Supplied entries>

#####

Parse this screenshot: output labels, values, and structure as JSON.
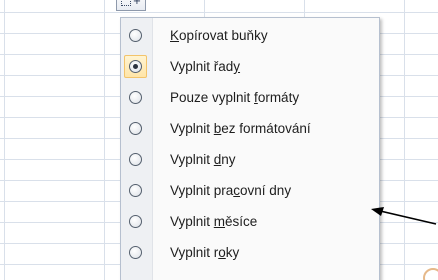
{
  "menu": {
    "items": [
      {
        "label": "Kopírovat buňky",
        "parts": [
          "",
          "K",
          "opírovat buňky"
        ],
        "checked": false
      },
      {
        "label": "Vyplnit řady",
        "parts": [
          "Vyplnit řad",
          "y",
          ""
        ],
        "checked": true
      },
      {
        "label": "Pouze vyplnit formáty",
        "parts": [
          "Pouze vyplnit ",
          "f",
          "ormáty"
        ],
        "checked": false
      },
      {
        "label": "Vyplnit bez formátování",
        "parts": [
          "Vyplnit ",
          "b",
          "ez formátování"
        ],
        "checked": false
      },
      {
        "label": "Vyplnit dny",
        "parts": [
          "Vyplnit ",
          "d",
          "ny"
        ],
        "checked": false
      },
      {
        "label": "Vyplnit pracovní dny",
        "parts": [
          "Vyplnit pra",
          "c",
          "ovní dny"
        ],
        "checked": false
      },
      {
        "label": "Vyplnit měsíce",
        "parts": [
          "Vyplnit ",
          "m",
          "ěsíce"
        ],
        "checked": false
      },
      {
        "label": "Vyplnit roky",
        "parts": [
          "Vyplnit r",
          "o",
          "ky"
        ],
        "checked": false
      }
    ]
  },
  "icons": {
    "autofill": "auto-fill-options-icon",
    "radio": "radio-button-icon",
    "arrow": "arrow-left-icon"
  },
  "colors": {
    "selection_highlight": "#ffe5a8",
    "grid_lines": "#d9e0ea",
    "annotation_arrow": "#000000"
  }
}
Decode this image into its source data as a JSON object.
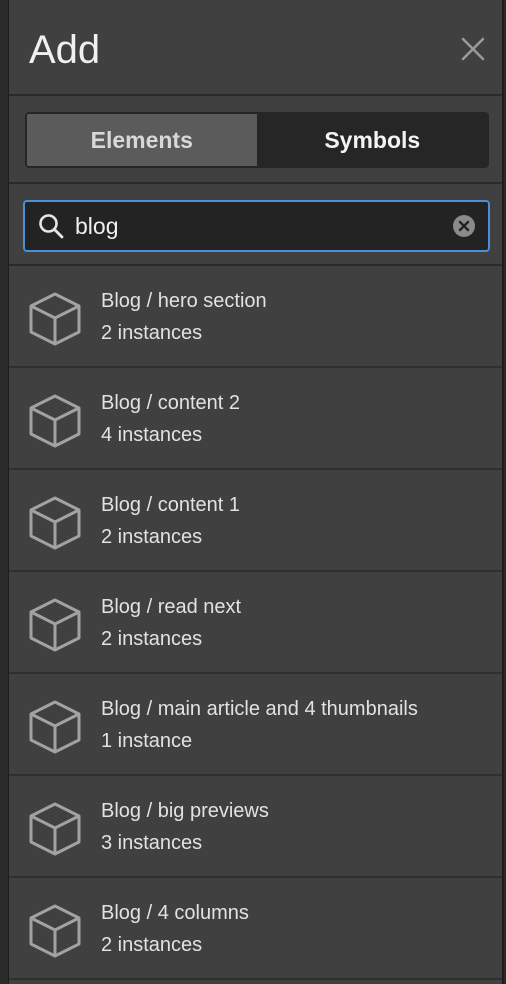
{
  "panel": {
    "title": "Add",
    "close_icon": "close-icon"
  },
  "tabs": [
    {
      "label": "Elements",
      "selected": false
    },
    {
      "label": "Symbols",
      "selected": true
    }
  ],
  "search": {
    "value": "blog",
    "icon": "search-icon",
    "clear_icon": "clear-icon"
  },
  "symbols": [
    {
      "name": "Blog / hero section",
      "count": "2 instances",
      "icon": "cube-icon"
    },
    {
      "name": "Blog / content 2",
      "count": "4 instances",
      "icon": "cube-icon"
    },
    {
      "name": "Blog / content 1",
      "count": "2 instances",
      "icon": "cube-icon"
    },
    {
      "name": "Blog / read next",
      "count": "2 instances",
      "icon": "cube-icon"
    },
    {
      "name": "Blog / main article and 4 thumbnails",
      "count": "1 instance",
      "icon": "cube-icon"
    },
    {
      "name": "Blog / big previews",
      "count": "3 instances",
      "icon": "cube-icon"
    },
    {
      "name": "Blog / 4 columns",
      "count": "2 instances",
      "icon": "cube-icon"
    }
  ],
  "colors": {
    "panel_bg": "#404040",
    "active_tab_bg": "#262626",
    "inactive_tab_bg": "#5b5b5b",
    "focus_border": "#4a8fd8"
  }
}
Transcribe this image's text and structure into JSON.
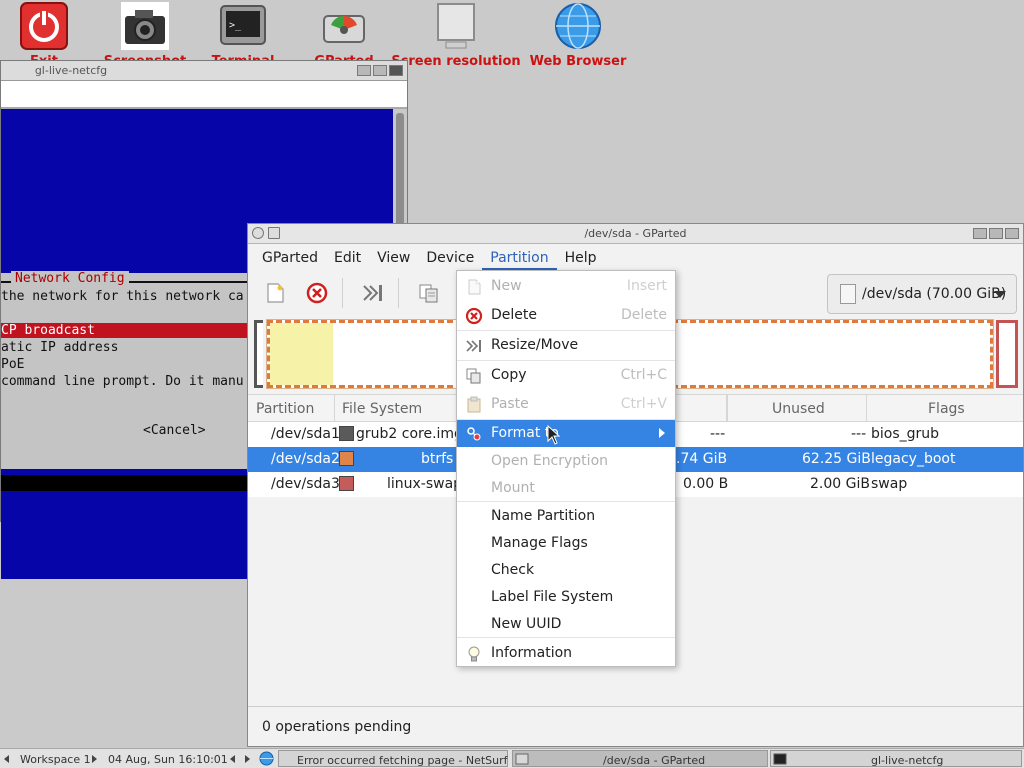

#####

Task instructions>
Find the word "JSON" in the data and copy out each line where it turns up.

Result for this exercise>
Parse this screenshot: output labels, values, and structure as JSON.
Decode this image into its source data as a JSON object.
Transcribe this image's text and structure into JSON.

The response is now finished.